Send back the records in full, character for character.

_Rows_:

────────────────────────────────────────

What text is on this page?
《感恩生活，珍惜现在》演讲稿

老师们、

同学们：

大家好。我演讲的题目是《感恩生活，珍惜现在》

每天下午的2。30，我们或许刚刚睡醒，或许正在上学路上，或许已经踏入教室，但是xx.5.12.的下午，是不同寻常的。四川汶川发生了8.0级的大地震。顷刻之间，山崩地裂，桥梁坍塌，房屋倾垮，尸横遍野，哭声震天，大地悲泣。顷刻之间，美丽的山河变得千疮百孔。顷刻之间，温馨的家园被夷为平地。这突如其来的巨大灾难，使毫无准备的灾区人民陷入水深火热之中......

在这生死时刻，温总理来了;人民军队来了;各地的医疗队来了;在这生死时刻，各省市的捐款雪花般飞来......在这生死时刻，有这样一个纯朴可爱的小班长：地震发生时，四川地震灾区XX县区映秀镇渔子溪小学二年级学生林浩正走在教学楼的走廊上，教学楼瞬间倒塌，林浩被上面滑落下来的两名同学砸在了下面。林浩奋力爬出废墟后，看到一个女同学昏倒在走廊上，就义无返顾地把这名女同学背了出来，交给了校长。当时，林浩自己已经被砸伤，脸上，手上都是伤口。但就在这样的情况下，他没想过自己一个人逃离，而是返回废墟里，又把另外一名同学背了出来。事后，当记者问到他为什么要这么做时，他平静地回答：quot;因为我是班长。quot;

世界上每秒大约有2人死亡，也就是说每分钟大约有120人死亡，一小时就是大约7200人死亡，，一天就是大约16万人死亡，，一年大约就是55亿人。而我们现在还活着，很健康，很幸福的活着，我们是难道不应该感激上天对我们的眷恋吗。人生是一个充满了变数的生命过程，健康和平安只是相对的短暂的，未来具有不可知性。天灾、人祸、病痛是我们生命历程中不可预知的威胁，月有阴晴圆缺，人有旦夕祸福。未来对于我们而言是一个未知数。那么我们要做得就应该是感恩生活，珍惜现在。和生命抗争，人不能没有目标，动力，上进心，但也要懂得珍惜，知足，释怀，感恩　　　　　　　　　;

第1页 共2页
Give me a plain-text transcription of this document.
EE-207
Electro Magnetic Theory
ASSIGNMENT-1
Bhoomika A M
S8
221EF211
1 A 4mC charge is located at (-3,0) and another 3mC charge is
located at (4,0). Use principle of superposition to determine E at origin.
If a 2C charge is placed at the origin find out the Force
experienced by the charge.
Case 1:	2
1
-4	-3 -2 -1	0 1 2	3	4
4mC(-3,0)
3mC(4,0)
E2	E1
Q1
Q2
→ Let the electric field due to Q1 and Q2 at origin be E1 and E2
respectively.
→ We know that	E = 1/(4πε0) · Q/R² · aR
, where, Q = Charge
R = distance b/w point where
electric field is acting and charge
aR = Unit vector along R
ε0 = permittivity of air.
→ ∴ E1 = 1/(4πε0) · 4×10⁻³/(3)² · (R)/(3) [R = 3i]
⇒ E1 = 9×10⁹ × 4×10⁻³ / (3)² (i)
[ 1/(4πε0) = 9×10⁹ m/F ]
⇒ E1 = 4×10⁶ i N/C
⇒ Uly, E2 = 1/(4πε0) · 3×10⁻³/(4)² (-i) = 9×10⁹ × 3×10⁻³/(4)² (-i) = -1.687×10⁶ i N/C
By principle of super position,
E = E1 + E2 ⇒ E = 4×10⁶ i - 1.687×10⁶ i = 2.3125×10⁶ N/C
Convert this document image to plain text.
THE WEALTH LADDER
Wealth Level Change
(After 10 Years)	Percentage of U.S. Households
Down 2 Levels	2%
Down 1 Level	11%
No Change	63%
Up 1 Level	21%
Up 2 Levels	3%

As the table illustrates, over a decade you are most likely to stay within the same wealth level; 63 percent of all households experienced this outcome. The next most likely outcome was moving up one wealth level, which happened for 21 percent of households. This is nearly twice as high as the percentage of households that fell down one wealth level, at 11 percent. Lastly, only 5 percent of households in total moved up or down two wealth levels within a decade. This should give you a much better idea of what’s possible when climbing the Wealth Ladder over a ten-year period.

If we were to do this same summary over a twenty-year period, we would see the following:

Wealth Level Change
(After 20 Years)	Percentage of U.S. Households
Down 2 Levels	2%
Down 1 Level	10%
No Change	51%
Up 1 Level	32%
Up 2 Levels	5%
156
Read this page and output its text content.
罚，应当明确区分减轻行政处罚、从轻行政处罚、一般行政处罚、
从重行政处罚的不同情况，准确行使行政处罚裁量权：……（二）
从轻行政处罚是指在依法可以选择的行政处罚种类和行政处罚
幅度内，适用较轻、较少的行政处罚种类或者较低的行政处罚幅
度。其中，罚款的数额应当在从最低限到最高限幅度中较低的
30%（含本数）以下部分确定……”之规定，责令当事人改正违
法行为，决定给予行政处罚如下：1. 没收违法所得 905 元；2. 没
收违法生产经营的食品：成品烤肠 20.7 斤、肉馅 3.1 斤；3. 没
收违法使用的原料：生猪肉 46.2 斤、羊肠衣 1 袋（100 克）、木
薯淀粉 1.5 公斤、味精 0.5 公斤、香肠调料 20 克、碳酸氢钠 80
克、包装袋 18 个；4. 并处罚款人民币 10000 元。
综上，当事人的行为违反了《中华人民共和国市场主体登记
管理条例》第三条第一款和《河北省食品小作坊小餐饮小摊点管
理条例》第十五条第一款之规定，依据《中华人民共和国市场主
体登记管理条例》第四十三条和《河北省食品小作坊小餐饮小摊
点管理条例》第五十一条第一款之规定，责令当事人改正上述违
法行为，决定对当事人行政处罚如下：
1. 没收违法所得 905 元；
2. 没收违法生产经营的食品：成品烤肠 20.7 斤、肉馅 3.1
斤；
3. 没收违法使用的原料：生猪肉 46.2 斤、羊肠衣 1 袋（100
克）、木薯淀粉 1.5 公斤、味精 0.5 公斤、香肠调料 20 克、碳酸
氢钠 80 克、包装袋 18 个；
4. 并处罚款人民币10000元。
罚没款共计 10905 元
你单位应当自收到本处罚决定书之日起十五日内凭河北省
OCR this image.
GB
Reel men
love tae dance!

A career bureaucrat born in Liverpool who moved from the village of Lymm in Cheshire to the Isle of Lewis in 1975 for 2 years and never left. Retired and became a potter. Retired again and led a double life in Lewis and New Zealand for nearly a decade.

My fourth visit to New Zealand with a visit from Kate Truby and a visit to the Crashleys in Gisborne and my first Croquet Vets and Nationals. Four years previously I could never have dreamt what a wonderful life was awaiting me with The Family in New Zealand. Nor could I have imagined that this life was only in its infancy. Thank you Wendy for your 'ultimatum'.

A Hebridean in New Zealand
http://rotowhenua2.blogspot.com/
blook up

────────────────────────────────────────

_Written solution_:
What text is on this page?
《感恩生活，珍惜现在》演讲稿

老师们、

同学们：

大家好。我演讲的题目是《感恩生活，珍惜现在》

每天下午的2。30，我们或许刚刚睡醒，或许正在上学路上，或许已经踏入教室，但是xx.5.12.的下午，是不同寻常的。四川汶川发生了8.0级的大地震。顷刻之间，山崩地裂，桥梁坍塌，房屋倾垮，尸横遍野，哭声震天，大地悲泣。顷刻之间，美丽的山河变得千疮百孔。顷刻之间，温馨的家园被夷为平地。这突如其来的巨大灾难，使毫无准备的灾区人民陷入水深火热之中......

在这生死时刻，温总理来了;人民军队来了;各地的医疗队来了;在这生死时刻，各省市的捐款雪花般飞来......在这生死时刻，有这样一个纯朴可爱的小班长：地震发生时，四川地震灾区XX县区映秀镇渔子溪小学二年级学生林浩正走在教学楼的走廊上，教学楼瞬间倒塌，林浩被上面滑落下来的两名同学砸在了下面。林浩奋力爬出废墟后，看到一个女同学昏倒在走廊上，就义无返顾地把这名女同学背了出来，交给了校长。当时，林浩自己已经被砸伤，脸上，手上都是伤口。但就在这样的情况下，他没想过自己一个人逃离，而是返回废墟里，又把另外一名同学背了出来。事后，当记者问到他为什么要这么做时，他平静地回答：quot;因为我是班长。quot;

世界上每秒大约有2人死亡，也就是说每分钟大约有120人死亡，一小时就是大约7200人死亡，，一天就是大约16万人死亡，，一年大约就是55亿人。而我们现在还活着，很健康，很幸福的活着，我们是难道不应该感激上天对我们的眷恋吗。人生是一个充满了变数的生命过程，健康和平安只是相对的短暂的，未来具有不可知性。天灾、人祸、病痛是我们生命历程中不可预知的威胁，月有阴晴圆缺，人有旦夕祸福。未来对于我们而言是一个未知数。那么我们要做得就应该是感恩生活，珍惜现在。和生命抗争，人不能没有目标，动力，上进心，但也要懂得珍惜，知足，释怀，感恩　　　　　　　　　;

第1页 共2页
Give me a plain-text transcription of this document.
EE-207
Electro Magnetic Theory
ASSIGNMENT-1
Bhoomika A M
S8
221EF211
1 A 4mC charge is located at (-3,0) and another 3mC charge is
located at (4,0). Use principle of superposition to determine E at origin.
If a 2C charge is placed at the origin find out the Force
experienced by the charge.
Case 1:	2
1
-4	-3 -2 -1	0 1 2	3	4
4mC(-3,0)
3mC(4,0)
E2	E1
Q1
Q2
→ Let the electric field due to Q1 and Q2 at origin be E1 and E2
respectively.
→ We know that	E = 1/(4πε0) · Q/R² · aR
, where, Q = Charge
R = distance b/w point where
electric field is acting and charge
aR = Unit vector along R
ε0 = permittivity of air.
→ ∴ E1 = 1/(4πε0) · 4×10⁻³/(3)² · (R)/(3) [R = 3i]
⇒ E1 = 9×10⁹ × 4×10⁻³ / (3)² (i)
[ 1/(4πε0) = 9×10⁹ m/F ]
⇒ E1 = 4×10⁶ i N/C
⇒ Uly, E2 = 1/(4πε0) · 3×10⁻³/(4)² (-i) = 9×10⁹ × 3×10⁻³/(4)² (-i) = -1.687×10⁶ i N/C
By principle of super position,
E = E1 + E2 ⇒ E = 4×10⁶ i - 1.687×10⁶ i = 2.3125×10⁶ N/C
Convert this document image to plain text.
THE WEALTH LADDER
Wealth Level Change
(After 10 Years)	Percentage of U.S. Households
Down 2 Levels	2%
Down 1 Level	11%
No Change	63%
Up 1 Level	21%
Up 2 Levels	3%

As the table illustrates, over a decade you are most likely to stay within the same wealth level; 63 percent of all households experienced this outcome. The next most likely outcome was moving up one wealth level, which happened for 21 percent of households. This is nearly twice as high as the percentage of households that fell down one wealth level, at 11 percent. Lastly, only 5 percent of households in total moved up or down two wealth levels within a decade. This should give you a much better idea of what’s possible when climbing the Wealth Ladder over a ten-year period.

If we were to do this same summary over a twenty-year period, we would see the following:

Wealth Level Change
(After 20 Years)	Percentage of U.S. Households
Down 2 Levels	2%
Down 1 Level	10%
No Change	51%
Up 1 Level	32%
Up 2 Levels	5%
156
Read this page and output its text content.
罚，应当明确区分减轻行政处罚、从轻行政处罚、一般行政处罚、
从重行政处罚的不同情况，准确行使行政处罚裁量权：……（二）
从轻行政处罚是指在依法可以选择的行政处罚种类和行政处罚
幅度内，适用较轻、较少的行政处罚种类或者较低的行政处罚幅
度。其中，罚款的数额应当在从最低限到最高限幅度中较低的
30%（含本数）以下部分确定……”之规定，责令当事人改正违
法行为，决定给予行政处罚如下：1. 没收违法所得 905 元；2. 没
收违法生产经营的食品：成品烤肠 20.7 斤、肉馅 3.1 斤；3. 没
收违法使用的原料：生猪肉 46.2 斤、羊肠衣 1 袋（100 克）、木
薯淀粉 1.5 公斤、味精 0.5 公斤、香肠调料 20 克、碳酸氢钠 80
克、包装袋 18 个；4. 并处罚款人民币 10000 元。
综上，当事人的行为违反了《中华人民共和国市场主体登记
管理条例》第三条第一款和《河北省食品小作坊小餐饮小摊点管
理条例》第十五条第一款之规定，依据《中华人民共和国市场主
体登记管理条例》第四十三条和《河北省食品小作坊小餐饮小摊
点管理条例》第五十一条第一款之规定，责令当事人改正上述违
法行为，决定对当事人行政处罚如下：
1. 没收违法所得 905 元；
2. 没收违法生产经营的食品：成品烤肠 20.7 斤、肉馅 3.1
斤；
3. 没收违法使用的原料：生猪肉 46.2 斤、羊肠衣 1 袋（100
克）、木薯淀粉 1.5 公斤、味精 0.5 公斤、香肠调料 20 克、碳酸
氢钠 80 克、包装袋 18 个；
4. 并处罚款人民币10000元。
罚没款共计 10905 元
你单位应当自收到本处罚决定书之日起十五日内凭河北省
OCR this image.
GB
Reel men
love tae dance!

A career bureaucrat born in Liverpool who moved from the village of Lymm in Cheshire to the Isle of Lewis in 1975 for 2 years and never left. Retired and became a potter. Retired again and led a double life in Lewis and New Zealand for nearly a decade.

My fourth visit to New Zealand with a visit from Kate Truby and a visit to the Crashleys in Gisborne and my first Croquet Vets and Nationals. Four years previously I could never have dreamt what a wonderful life was awaiting me with The Family in New Zealand. Nor could I have imagined that this life was only in its infancy. Thank you Wendy for your 'ultimatum'.

A Hebridean in New Zealand
http://rotowhenua2.blogspot.com/
blook up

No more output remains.